ESTRATTO:
Nell’elenco degli “Stati falliti” c’è qualcosa di tristemente familiare
24 Giugno 2010
di redazione
Negli ultimi sei anni, Fund for Peace, lavorando con Foreign Policy, ha messo insieme l’Indice degli Stati Falliti, usando una serie di indicatori per determinare quanto stabile – o instabile – è un paese. Ma, come dimostrano le foto pubblicate in questo reportage, a volte la miglior prova è quella più semplice: riconosci se uno Stato è fallito quando lo vedi.
21. UGANDA
Punteggio: 97.5
La giornalista ugandese Andrew Mwenda ha un modo bruciante di descrivere il suo governo: "La corruzione non è solo un elemento di questo sistema, è il sistema". In carica dal 1986, il presidente del paese, Yoweri Museveni, è stato oggetto di crescenti critiche negli ultimi anni anni per il suo governo cleptocratico e la riluttanza ad abbandonare il potere. Non ci sarà probabilmente nessun cambiamento nelle elezioni presidenziali del prossimo 2011, l’opposizione sta già reclamando presunti piani per truccare il voto. In questa foto, un gruppo di manifestanti protesta contro Museveni bruciando un autobus.

DATI FORNITI:

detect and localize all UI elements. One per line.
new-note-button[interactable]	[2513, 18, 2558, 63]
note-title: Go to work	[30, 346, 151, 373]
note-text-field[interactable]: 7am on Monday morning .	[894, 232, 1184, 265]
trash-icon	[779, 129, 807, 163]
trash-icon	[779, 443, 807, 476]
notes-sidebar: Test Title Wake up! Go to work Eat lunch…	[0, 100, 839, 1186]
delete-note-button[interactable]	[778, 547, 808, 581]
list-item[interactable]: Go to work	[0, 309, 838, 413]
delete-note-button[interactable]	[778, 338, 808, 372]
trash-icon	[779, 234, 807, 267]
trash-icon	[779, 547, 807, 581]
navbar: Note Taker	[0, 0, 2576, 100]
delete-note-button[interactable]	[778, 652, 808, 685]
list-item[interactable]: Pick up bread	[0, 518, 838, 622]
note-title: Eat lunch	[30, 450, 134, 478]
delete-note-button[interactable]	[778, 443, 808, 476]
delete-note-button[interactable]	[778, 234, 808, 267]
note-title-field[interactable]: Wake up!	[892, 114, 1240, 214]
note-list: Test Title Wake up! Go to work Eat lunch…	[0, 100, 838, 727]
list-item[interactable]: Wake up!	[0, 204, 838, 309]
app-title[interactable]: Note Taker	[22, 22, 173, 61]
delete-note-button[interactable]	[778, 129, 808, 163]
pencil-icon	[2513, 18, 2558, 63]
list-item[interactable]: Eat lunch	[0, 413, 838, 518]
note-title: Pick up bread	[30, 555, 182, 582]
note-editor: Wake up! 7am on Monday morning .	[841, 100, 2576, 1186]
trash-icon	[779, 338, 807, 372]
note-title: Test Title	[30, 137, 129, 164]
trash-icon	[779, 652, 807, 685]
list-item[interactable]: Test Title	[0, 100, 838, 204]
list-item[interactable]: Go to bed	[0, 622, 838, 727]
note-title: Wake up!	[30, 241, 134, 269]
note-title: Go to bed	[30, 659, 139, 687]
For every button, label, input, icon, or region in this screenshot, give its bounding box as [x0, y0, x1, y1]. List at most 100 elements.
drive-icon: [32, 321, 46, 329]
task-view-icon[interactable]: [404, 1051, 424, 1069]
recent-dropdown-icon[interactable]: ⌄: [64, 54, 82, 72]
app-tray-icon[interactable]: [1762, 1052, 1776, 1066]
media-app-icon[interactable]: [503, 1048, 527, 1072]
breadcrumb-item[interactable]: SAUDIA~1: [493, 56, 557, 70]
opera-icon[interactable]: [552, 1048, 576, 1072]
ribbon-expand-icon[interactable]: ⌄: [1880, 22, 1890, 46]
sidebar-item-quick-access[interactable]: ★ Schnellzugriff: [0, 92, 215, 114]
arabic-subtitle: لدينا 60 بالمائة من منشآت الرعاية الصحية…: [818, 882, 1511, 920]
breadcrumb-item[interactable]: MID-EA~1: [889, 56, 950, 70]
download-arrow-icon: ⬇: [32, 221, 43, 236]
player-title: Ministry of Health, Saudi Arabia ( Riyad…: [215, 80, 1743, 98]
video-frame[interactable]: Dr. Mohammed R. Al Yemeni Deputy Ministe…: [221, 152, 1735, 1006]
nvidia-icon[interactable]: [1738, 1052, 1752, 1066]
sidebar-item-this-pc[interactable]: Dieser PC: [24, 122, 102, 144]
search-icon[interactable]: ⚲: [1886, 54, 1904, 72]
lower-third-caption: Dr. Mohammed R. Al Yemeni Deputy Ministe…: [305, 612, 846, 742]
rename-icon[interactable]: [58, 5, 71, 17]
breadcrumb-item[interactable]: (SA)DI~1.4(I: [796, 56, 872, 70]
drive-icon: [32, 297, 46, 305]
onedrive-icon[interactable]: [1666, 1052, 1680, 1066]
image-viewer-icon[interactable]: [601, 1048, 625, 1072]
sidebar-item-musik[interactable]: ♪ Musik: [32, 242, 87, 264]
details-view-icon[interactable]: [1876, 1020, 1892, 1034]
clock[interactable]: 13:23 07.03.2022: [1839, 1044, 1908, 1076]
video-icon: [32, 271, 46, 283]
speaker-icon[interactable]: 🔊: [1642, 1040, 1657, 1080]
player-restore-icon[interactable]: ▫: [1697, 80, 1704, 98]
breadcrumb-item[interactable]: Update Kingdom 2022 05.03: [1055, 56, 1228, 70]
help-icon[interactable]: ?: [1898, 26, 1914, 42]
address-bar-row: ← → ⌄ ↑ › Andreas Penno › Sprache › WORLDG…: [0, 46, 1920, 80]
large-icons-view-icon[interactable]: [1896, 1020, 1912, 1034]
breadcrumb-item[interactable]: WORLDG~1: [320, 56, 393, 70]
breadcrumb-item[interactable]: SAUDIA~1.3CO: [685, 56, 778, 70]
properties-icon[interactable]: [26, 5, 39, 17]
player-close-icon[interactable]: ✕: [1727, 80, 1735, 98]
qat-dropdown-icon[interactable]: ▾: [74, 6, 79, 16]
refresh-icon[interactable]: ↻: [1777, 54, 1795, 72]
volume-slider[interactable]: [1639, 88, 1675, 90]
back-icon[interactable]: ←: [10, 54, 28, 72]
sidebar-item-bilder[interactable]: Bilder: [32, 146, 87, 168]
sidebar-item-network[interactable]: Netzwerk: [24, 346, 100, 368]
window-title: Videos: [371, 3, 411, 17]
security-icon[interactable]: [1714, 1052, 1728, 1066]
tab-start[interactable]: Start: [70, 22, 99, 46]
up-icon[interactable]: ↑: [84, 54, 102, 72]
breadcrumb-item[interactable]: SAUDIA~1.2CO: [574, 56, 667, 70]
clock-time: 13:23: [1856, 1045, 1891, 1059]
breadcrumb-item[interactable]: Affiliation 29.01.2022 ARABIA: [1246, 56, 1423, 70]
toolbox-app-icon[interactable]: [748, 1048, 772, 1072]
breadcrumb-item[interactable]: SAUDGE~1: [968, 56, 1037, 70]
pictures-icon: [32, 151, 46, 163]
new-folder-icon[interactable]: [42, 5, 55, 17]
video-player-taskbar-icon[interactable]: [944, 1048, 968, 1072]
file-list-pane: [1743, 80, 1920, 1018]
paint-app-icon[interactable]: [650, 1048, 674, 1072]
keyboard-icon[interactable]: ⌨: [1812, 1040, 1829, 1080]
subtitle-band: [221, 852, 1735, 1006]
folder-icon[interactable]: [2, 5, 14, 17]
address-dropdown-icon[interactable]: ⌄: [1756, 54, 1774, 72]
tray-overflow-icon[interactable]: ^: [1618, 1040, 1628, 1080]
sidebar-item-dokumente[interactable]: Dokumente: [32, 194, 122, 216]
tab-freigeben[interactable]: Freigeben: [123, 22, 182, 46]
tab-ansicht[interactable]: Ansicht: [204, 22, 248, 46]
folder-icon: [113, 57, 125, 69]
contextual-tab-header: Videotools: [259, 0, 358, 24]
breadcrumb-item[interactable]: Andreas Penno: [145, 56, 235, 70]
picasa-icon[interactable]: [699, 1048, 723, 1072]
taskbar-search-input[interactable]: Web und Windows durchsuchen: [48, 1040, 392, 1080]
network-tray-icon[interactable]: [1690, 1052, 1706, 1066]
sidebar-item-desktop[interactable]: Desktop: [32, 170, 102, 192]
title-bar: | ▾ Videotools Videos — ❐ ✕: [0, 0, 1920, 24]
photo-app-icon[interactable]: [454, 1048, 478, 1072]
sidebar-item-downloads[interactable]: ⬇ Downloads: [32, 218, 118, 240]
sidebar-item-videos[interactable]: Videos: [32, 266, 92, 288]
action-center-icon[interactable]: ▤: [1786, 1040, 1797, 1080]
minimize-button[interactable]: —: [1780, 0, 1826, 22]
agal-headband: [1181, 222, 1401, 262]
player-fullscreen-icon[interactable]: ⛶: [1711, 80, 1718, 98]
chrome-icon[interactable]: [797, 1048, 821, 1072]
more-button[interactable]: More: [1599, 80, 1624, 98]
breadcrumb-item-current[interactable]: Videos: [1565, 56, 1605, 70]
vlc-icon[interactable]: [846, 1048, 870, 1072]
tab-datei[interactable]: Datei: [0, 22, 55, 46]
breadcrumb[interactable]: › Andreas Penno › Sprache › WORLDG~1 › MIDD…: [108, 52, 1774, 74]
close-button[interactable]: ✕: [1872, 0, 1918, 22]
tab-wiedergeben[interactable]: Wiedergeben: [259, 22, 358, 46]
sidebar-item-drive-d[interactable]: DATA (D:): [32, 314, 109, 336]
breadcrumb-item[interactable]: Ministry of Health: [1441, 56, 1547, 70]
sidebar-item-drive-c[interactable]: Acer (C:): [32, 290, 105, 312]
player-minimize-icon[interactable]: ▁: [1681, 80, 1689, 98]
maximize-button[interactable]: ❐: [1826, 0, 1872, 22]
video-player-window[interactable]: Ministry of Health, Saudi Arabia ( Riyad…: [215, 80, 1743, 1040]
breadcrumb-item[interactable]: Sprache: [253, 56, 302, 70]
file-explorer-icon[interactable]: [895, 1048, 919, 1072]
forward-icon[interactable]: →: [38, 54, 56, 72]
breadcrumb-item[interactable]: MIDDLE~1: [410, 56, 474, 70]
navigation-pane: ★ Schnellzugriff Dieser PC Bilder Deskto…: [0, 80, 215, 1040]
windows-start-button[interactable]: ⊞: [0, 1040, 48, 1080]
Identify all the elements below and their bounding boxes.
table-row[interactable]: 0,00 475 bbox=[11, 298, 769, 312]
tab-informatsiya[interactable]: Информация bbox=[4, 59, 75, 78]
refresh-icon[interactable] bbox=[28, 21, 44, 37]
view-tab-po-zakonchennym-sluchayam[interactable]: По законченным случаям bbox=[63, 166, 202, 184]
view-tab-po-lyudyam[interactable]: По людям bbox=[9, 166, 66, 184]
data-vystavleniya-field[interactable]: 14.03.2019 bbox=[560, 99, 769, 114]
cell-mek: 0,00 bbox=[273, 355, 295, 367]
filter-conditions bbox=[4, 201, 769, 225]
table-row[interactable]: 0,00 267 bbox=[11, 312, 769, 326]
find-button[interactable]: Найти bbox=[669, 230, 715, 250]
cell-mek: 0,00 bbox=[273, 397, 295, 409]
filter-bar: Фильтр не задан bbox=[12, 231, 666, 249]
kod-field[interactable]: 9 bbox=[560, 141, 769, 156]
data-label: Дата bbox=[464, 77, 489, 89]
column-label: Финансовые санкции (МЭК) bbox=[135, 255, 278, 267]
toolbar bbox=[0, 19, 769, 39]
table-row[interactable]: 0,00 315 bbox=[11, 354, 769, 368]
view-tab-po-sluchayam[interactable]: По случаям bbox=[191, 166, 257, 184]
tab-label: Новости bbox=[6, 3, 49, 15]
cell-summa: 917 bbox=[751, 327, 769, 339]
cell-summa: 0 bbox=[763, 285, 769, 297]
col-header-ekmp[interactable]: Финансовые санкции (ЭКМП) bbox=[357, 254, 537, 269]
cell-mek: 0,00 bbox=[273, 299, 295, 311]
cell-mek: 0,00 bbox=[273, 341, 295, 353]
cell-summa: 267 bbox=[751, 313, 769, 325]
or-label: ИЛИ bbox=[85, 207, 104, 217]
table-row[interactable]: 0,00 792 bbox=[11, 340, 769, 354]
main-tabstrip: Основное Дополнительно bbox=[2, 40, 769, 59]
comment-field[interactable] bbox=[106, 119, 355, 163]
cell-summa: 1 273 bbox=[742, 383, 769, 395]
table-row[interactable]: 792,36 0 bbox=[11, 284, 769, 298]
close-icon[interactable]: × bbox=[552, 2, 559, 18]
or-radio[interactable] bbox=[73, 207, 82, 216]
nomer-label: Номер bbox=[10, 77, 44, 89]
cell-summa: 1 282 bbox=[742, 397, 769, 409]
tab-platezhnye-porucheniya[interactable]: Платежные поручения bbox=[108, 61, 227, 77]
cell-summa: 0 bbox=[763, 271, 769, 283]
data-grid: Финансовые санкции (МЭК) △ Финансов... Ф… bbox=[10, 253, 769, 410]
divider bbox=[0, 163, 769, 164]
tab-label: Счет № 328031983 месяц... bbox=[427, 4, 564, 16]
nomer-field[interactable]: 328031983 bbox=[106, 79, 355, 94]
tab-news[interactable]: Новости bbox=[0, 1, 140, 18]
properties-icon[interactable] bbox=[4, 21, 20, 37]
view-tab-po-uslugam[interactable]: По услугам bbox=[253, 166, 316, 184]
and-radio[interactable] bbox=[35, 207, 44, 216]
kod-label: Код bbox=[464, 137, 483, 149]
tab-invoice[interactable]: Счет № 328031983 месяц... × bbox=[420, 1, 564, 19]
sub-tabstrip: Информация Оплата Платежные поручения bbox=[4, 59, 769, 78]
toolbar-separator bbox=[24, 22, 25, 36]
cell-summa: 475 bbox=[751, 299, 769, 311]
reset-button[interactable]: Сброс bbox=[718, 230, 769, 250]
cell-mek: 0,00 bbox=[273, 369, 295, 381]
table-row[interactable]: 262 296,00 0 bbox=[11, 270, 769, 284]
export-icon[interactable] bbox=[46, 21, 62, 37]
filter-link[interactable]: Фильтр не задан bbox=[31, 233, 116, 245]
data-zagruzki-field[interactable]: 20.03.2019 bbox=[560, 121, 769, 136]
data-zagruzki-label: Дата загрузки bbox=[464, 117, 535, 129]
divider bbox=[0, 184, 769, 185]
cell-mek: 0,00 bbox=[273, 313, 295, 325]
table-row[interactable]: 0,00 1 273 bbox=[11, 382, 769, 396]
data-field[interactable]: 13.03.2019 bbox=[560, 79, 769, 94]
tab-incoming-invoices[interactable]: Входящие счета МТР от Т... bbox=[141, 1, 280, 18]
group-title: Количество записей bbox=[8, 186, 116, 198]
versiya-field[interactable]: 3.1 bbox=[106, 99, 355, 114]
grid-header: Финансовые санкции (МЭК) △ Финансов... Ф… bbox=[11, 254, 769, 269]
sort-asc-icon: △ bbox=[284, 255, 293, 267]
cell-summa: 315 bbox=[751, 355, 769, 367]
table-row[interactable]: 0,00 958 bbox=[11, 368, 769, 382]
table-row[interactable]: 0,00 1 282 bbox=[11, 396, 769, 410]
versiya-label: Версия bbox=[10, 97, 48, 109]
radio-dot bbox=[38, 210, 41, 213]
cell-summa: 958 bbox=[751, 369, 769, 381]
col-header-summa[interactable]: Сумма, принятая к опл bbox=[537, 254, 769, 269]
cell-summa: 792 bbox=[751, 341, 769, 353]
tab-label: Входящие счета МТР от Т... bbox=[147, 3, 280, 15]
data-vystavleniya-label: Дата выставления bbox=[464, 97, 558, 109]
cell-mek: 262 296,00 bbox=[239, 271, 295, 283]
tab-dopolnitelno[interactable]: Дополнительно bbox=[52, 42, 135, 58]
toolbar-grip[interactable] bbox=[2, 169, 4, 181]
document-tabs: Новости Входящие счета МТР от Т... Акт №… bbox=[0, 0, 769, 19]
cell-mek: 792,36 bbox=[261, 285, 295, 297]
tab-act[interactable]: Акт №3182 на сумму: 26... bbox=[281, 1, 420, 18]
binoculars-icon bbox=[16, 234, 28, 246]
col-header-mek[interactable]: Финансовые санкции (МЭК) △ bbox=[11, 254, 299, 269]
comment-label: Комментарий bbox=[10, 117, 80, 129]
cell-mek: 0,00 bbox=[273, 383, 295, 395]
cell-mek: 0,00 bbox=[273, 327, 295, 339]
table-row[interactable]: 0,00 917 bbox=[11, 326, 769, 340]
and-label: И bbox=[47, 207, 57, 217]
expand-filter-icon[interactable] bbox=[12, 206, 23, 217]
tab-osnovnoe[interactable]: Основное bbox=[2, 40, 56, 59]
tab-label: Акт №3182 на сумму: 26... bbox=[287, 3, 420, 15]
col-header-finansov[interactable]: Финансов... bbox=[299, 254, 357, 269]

ISTRUZIONI:
(1) Riporta tutte le persone e le organizzazioni nominate nell'articolo sugli Stati falliti.
(2) Prosegui l'articolo sugli Stati falliti dopo la sua ultima frase.

RISPOSTE:
(1) Fund for Peace, Foreign Policy, Andrew Mwenda, Yoweri Museveni

(2)
22. GUINEA-BISSAU
Punteggio: 97,2
La Guinea Bissau potrebbe essere il primo narco-Stato africano. La cocaina e i trafficanti di eroina hanno preso di mira il paese diversi anni fa e da allora si sono infiltrati tra le fila dell’elite del paese. L’afflusso della cocaina ha arrestato lo sviluppo del PIL annuo, è sempre più facile comprare militari, agenti doganali e funzionari politici. Nella foto, un soldato cammina alla processione funebre dell’ex presidente assassinato nel marzo 2009. I cittadini del paese Nord-Africano saranno sicuramente i primi a soffrire, la maggior parte dei quali già vivono in condizioni fatiscenti.
23. BURUNDI
Punteggio: 96,7
Il Burundi è teatro di una delle guerre civili più recenti in Africa, finita nel 2009 dopo 15 anni di combattimenti. Ora, gli ex gruppi di miliziani che si sono trasformati in partiti politici hanno portato con sé in questa trasformazione alcune delle loro tattiche più brutali, e la violenza politica si sta aggravando avvicinandosi alle elezioni presidenziali del 28 giugno. La stabilità, se mai arrivasse, potrebbe fare molto per questo piccolo paese di produttori di caffè di soli 8 milioni di persone – se il suo vicino, il Ruanda, potesse fare da mentore; ma qui la crescita economica è finita in seguito al genocidio del 1994.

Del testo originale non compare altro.